▶ [Problem details] Copy word for word the part of the passage about Peloton's treadmill recall that starts at "In an effort" and ends at "work on a fix.".

▶ [Text section]
►
Peloton had to issue a treadmill recall following a child’s death

Woman runs on Peloton Tread treadmill in living room next to free weightsA user runs on the Peloton Tread.

Michael Loccisano/Getty Images

But in March, tragedy struck when a child was fatally injured in an accident with a Peloton treadmill. Shares dipped 4% following the news and regulators urged a recall.

Foley initially pushed back, calling the warnings “inaccurate and misleading,” but by May, the company announced a recall of the higher-end Tread+. 

In an effort to make the treadmill safer, Peloton also made a change that resulted in it becoming unusable unless users paid $39 per month. Following customer outrage, the company said it would work on a fix. 

As the pandemic began to recede, so did Peloton’s popularity

Man bikes in front of Peloton store featuring photo of instructorPeloton’s New York City studio.
◄
▶ [Records shown]
►
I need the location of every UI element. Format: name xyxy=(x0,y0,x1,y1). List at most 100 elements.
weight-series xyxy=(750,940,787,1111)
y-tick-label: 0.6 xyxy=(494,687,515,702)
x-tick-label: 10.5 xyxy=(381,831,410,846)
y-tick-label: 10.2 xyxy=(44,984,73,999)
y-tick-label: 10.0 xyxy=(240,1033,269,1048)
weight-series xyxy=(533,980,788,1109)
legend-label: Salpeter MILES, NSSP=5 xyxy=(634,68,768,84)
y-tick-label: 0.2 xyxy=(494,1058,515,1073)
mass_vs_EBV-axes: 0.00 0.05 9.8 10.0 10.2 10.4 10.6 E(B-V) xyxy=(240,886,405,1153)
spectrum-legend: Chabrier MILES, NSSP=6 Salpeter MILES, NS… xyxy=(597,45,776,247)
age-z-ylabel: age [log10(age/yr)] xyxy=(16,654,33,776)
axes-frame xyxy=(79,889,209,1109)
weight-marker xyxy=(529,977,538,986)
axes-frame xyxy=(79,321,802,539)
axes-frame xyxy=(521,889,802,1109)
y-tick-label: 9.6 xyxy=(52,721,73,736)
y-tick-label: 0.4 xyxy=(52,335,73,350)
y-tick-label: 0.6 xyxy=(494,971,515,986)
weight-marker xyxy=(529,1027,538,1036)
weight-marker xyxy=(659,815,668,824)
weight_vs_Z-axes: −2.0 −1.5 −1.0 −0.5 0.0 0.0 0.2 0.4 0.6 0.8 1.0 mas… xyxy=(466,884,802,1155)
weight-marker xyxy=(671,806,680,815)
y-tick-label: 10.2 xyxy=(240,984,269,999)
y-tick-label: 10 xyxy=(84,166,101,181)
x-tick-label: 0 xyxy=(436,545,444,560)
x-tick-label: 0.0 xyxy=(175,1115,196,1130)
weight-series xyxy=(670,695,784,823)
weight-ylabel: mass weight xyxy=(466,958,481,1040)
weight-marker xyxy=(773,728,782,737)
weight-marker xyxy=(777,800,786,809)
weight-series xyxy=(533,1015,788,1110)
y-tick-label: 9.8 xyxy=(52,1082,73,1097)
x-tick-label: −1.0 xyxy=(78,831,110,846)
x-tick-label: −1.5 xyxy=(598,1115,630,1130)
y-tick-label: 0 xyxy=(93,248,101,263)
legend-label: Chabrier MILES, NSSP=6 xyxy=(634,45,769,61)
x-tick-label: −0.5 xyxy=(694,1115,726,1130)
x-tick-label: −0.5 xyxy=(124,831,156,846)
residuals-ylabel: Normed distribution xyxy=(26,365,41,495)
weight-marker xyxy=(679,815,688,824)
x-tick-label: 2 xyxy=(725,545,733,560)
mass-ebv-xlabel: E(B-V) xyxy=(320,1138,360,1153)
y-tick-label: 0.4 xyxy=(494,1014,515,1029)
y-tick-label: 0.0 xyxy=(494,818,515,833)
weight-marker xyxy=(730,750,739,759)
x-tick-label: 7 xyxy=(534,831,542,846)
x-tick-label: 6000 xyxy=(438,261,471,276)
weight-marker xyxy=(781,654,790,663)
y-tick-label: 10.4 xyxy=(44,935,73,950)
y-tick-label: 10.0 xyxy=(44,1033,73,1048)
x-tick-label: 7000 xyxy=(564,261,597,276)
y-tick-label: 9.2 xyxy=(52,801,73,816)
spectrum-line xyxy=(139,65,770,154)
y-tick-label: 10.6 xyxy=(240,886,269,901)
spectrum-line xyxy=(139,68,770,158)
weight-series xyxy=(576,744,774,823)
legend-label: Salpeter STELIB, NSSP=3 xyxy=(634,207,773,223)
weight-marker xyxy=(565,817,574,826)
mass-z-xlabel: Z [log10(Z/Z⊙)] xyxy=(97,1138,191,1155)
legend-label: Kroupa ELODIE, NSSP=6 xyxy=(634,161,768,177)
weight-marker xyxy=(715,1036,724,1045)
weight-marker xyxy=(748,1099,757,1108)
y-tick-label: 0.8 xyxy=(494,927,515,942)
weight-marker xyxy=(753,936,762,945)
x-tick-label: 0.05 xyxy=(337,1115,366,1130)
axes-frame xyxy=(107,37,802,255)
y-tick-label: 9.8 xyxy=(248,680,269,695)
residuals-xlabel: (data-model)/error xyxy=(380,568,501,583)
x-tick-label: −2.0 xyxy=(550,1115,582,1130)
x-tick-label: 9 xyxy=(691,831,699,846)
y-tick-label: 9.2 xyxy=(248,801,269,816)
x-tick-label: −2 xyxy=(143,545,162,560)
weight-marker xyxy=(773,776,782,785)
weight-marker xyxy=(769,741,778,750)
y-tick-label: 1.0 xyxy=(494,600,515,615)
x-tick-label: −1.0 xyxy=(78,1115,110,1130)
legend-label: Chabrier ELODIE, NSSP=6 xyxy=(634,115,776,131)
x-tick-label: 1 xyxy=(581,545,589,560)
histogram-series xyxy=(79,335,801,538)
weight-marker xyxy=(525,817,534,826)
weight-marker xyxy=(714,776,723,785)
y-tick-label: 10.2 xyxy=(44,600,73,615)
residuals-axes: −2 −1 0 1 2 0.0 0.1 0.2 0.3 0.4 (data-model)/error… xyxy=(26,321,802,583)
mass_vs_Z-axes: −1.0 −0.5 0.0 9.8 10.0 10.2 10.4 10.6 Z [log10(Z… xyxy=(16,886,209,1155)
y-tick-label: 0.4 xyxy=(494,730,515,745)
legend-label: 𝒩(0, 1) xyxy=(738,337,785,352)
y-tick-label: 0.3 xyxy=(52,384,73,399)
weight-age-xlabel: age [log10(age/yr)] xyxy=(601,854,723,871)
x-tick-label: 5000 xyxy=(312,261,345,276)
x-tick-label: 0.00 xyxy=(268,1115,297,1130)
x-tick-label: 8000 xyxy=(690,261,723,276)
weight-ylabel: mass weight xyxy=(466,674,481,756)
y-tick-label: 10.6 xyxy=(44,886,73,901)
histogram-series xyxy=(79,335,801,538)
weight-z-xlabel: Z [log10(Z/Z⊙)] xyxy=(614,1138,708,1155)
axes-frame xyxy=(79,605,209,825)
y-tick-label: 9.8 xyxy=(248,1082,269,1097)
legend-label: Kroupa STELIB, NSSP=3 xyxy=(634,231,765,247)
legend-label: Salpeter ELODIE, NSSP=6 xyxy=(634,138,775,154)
◄
▶ [Written solution]
In an effort to make the treadmill safer, Peloton also made a change that resulted in it becoming unusable unless users paid $39 per month. Following customer outrage, the company said it would work on a fix.